** OBJECTIVE **
Find every line in the records below that contains the word "JSON", and copy each such line.

** INPUT FOR THIS TASK **
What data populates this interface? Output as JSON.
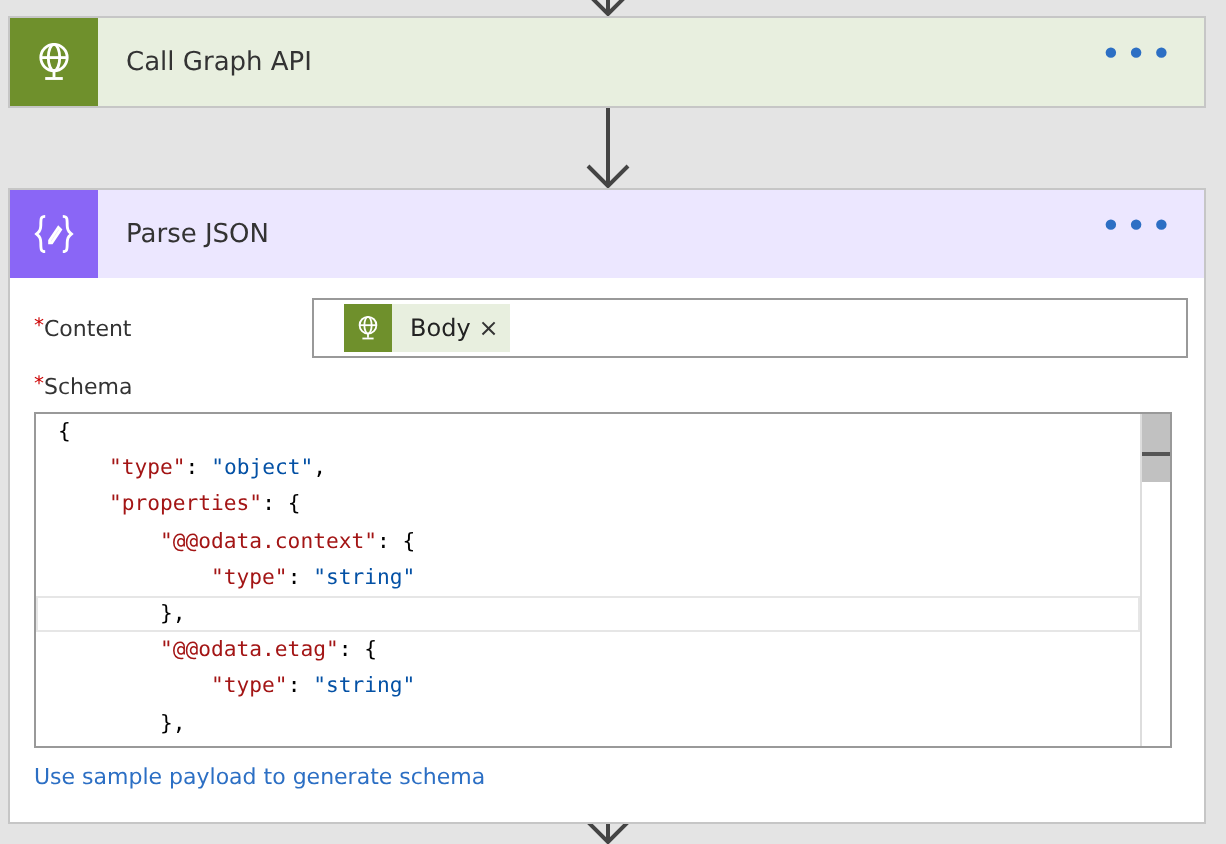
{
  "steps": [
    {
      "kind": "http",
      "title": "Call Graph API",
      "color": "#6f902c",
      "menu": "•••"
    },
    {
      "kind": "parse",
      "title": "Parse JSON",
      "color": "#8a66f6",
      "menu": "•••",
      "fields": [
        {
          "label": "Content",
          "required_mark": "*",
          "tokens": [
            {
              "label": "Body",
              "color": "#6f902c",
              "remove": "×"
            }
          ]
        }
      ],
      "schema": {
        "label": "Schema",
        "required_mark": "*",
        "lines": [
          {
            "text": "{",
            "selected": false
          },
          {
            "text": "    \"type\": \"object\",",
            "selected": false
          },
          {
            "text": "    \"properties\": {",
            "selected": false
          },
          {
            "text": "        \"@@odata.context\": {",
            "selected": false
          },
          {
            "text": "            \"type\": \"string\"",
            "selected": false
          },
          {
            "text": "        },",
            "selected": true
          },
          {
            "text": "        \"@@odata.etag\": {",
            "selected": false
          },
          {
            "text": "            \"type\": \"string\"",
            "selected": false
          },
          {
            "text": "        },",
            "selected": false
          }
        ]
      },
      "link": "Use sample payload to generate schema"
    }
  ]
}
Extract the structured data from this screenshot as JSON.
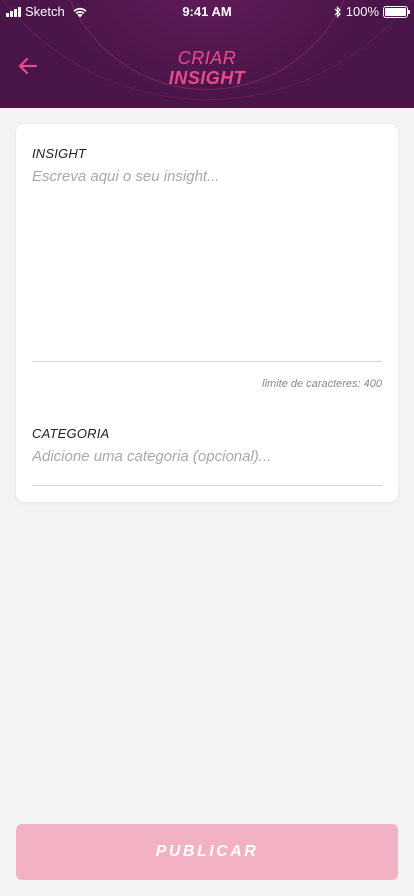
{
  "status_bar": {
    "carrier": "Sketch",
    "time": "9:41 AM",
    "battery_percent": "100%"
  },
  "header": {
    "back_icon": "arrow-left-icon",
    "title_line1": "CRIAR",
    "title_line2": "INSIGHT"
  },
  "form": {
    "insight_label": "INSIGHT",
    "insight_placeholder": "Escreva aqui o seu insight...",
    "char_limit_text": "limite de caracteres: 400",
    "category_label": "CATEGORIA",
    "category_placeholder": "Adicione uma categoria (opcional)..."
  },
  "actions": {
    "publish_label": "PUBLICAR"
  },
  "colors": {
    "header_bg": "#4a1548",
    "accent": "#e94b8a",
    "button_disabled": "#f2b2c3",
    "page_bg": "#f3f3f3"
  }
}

** FINAL RESULT **
What data populates this interface? Output as JSON.
      "title": "Parse JSON",
Extract the structured data from this screenshot as JSON.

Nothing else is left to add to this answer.